[Part of a data file]

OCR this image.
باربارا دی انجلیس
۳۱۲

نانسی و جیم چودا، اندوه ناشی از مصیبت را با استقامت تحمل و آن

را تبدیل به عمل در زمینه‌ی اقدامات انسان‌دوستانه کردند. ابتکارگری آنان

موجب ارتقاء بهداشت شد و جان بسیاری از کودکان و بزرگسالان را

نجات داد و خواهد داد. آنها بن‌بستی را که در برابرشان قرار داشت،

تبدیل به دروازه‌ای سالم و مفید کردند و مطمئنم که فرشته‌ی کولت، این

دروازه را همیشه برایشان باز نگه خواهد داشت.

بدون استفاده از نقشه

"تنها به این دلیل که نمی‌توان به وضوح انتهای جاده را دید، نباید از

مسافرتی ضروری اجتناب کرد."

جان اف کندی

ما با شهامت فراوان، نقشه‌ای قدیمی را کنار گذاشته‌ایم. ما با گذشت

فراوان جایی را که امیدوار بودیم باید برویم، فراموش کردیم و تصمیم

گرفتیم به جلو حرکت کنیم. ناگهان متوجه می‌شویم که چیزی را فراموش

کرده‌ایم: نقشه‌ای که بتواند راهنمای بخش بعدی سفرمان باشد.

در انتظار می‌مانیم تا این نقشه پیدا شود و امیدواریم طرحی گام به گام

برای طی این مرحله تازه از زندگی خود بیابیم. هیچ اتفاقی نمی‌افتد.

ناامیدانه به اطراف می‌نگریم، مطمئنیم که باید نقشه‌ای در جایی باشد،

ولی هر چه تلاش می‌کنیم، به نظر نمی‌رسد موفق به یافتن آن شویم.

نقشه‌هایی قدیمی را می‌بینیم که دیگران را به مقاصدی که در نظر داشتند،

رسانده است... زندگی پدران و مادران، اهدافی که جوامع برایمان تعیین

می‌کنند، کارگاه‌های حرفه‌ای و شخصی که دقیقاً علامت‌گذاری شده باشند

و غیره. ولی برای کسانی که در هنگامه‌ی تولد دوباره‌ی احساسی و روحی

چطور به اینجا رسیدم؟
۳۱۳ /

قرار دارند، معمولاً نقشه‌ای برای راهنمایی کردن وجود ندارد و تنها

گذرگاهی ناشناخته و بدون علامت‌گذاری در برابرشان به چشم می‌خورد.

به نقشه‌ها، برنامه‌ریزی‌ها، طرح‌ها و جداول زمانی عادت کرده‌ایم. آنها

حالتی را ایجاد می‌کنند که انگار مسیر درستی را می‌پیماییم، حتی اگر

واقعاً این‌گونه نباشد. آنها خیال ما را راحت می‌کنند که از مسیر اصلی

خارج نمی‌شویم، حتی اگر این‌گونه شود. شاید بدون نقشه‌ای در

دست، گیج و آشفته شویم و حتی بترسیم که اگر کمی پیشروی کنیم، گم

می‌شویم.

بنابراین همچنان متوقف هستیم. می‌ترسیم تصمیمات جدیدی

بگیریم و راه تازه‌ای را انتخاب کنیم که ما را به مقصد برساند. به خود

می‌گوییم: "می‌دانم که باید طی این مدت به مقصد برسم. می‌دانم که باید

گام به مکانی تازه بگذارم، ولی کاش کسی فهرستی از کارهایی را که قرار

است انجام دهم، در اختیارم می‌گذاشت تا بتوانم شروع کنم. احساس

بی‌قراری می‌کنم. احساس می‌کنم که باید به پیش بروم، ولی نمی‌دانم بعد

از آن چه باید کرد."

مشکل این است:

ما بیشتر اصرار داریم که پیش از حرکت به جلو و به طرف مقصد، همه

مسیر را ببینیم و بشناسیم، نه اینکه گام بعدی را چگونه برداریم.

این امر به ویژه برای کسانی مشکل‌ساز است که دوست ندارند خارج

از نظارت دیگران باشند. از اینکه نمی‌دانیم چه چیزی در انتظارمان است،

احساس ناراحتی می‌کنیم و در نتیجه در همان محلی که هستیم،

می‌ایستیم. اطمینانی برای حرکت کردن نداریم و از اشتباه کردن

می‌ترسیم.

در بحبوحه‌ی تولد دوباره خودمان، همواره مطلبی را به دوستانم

**WHAT IS BEING ASKED:**
Say how many lines have the string "گذاری" in them, offering no words beyond the number.

**COMPLETE OUTPUT:**
2